▸ **PROVIDED PASSAGE**
******

The first thing I did was blink an LED to make sure the ATTiny was hooked up to the PC correctly, and was alive. After that, I need to write on a serial port, so that I can get some debugging information. It turns out, I forgot about this: ATTiny's don't have serial ports. But, due to a previous retrochallenge project, I had ended up writing a software inplementation of RS-232 for the COSMAC assembly, so rewriting it in C on an AVR didn't take long. I only implemented 'send,' as I don't need to read anything from the PC. Once I got 'Hello World' working over the serial port, it was time to read the PS/2. (I could have used an Atmega 328 instead, as I have a couple, or even a full Arduino, but where's the fun in making it easy?)


Reading a PS/2 mouse is a little more complicated than a keyboard, because you need to tell the mouse to start sending data. Most keyboard auto-initialize. I had previously written a PS/2 keyboard reader for another project, so I just pasted that code into here. The other implementation was interrupt-driven, but I am using tight loops busy-waiting on timers to implement serial send. So, I switched the PS/2 code to poll. The CPU continuously pools PS/2, and when a key is available, it sends a debug message over the serial port. There is one pitfall to this: In multi-byte PS/2 packets, the time taken to send the status over the serial port to the PC obscures the time spent reading the other bytes in the packet... meaning it only displays that 1st byte of each packet. That is fine for now, as I am just checking I can read from PS/2. Also, when this is all hooked up an an Atari, there's no serial port involved at all... just changing a PWM register.

The next step is to send a command from the AVR to the keyboard. I will just try to blink a light on the keyboard. Once I can do that, I can switch the command to the mouse command to start sending data. Then I can plug in the trackball, and see if I get updates from the mouse. The mouse sends 3 bytes at a time, so I probably want to buffer 3 bytes before sending over serial.

******

▸ **DATASET**
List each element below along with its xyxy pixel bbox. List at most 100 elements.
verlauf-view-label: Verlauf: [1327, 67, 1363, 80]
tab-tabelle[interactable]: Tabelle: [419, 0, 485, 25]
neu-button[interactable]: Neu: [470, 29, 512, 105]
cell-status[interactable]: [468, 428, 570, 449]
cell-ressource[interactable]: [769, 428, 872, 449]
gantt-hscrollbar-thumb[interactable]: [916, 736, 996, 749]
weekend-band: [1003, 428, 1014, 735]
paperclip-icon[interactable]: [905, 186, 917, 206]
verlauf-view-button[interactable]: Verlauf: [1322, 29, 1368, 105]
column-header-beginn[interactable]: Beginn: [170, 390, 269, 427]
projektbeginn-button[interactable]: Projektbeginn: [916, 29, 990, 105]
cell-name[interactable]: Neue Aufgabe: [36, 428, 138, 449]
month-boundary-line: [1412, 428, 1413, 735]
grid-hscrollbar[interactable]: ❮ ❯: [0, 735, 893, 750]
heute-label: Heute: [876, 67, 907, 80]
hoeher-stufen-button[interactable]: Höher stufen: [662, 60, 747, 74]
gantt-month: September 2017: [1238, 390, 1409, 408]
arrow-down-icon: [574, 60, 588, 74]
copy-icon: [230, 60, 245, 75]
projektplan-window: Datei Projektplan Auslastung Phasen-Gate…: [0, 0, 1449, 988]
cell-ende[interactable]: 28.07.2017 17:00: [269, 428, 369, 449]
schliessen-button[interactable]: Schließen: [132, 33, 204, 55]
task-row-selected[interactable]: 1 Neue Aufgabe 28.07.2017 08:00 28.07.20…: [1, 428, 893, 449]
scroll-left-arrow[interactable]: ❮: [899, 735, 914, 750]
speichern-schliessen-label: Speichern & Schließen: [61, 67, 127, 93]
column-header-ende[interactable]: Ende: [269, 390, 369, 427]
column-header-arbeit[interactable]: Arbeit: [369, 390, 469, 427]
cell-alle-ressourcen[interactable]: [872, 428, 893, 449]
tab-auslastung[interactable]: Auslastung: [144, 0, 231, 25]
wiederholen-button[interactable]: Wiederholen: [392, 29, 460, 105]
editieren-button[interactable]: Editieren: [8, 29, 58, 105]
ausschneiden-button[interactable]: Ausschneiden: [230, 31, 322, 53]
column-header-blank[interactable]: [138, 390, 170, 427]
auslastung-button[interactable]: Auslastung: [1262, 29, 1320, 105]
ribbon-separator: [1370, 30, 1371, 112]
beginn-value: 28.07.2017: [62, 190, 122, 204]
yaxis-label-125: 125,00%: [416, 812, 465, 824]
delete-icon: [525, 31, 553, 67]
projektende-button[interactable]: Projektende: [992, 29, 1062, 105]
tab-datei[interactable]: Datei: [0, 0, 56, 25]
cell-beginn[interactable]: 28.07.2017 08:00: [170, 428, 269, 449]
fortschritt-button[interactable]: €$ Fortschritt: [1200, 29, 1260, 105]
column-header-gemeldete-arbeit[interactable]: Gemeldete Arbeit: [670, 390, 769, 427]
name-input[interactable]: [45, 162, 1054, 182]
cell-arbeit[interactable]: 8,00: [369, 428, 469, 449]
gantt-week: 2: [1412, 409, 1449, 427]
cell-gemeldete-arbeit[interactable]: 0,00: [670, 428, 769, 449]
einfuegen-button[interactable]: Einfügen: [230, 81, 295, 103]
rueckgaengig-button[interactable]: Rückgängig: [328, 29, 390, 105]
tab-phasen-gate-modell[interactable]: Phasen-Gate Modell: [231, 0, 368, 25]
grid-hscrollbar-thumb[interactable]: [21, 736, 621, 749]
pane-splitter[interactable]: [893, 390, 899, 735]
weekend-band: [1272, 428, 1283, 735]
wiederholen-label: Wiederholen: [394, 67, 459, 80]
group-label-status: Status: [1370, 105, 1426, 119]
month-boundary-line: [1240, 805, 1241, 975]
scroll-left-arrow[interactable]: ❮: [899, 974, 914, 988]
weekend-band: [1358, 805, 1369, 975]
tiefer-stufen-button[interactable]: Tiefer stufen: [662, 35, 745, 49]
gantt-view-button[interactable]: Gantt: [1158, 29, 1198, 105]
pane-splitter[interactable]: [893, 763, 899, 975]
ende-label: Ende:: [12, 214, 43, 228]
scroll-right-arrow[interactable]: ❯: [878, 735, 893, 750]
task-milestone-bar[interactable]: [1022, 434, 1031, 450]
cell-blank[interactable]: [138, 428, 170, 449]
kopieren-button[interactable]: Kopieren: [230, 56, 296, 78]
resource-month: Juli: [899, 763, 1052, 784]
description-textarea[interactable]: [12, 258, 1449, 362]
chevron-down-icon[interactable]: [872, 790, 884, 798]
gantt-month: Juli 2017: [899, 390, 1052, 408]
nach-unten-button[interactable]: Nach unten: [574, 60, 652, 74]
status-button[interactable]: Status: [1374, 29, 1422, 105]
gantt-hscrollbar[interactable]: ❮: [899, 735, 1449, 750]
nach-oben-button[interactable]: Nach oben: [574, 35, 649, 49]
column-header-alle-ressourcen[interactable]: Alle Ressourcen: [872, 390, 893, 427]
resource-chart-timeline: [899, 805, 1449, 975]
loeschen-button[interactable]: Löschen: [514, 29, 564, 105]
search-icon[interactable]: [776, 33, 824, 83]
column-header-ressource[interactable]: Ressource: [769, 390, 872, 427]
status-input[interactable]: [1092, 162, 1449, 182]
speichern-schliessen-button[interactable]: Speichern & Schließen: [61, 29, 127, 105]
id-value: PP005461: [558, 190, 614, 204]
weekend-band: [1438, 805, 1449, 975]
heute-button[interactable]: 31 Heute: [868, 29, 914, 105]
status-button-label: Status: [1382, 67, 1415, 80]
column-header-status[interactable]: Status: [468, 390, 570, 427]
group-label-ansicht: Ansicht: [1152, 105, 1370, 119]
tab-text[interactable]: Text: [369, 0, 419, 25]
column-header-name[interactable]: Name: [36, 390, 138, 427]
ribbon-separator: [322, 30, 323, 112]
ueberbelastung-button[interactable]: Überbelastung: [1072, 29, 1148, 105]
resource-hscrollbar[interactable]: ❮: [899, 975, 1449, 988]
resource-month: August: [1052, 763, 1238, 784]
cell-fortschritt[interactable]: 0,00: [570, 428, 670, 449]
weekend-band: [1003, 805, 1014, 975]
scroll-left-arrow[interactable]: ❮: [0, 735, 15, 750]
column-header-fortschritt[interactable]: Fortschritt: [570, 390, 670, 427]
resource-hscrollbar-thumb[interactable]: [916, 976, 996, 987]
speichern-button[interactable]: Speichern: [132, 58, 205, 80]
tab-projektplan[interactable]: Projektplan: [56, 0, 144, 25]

******

▸ **TASK BRIEF**
Reproduce the full PS/2 trackball project text word for word. The data has no connection to the text.

▸ **ANSWER TO THIS PROBLEM**
The first thing I did was blink an LED to make sure the ATTiny was hooked up to the PC correctly, and was alive. After that, I need to write on a serial port, so that I can get some debugging information. It turns out, I forgot about this: ATTiny's don't have serial ports. But, due to a previous retrochallenge project, I had ended up writing a software inplementation of RS-232 for the COSMAC assembly, so rewriting it in C on an AVR didn't take long. I only implemented 'send,' as I don't need to read anything from the PC. Once I got 'Hello World' working over the serial port, it was time to read the PS/2. (I could have used an Atmega 328 instead, as I have a couple, or even a full Arduino, but where's the fun in making it easy?)


Reading a PS/2 mouse is a little more complicated than a keyboard, because you need to tell the mouse to start sending data. Most keyboard auto-initialize. I had previously written a PS/2 keyboard reader for another project, so I just pasted that code into here. The other implementation was interrupt-driven, but I am using tight loops busy-waiting on timers to implement serial send. So, I switched the PS/2 code to poll. The CPU continuously pools PS/2, and when a key is available, it sends a debug message over the serial port. There is one pitfall to this: In multi-byte PS/2 packets, the time taken to send the status over the serial port to the PC obscures the time spent reading the other bytes in the packet... meaning it only displays that 1st byte of each packet. That is fine for now, as I am just checking I can read from PS/2. Also, when this is all hooked up an an Atari, there's no serial port involved at all... just changing a PWM register.

The next step is to send a command from the AVR to the keyboard. I will just try to blink a light on the keyboard. Once I can do that, I can switch the command to the mouse command to start sending data. Then I can plug in the trackball, and see if I get updates from the mouse. The mouse sends 3 bytes at a time, so I probably want to buffer 3 bytes before sending over serial.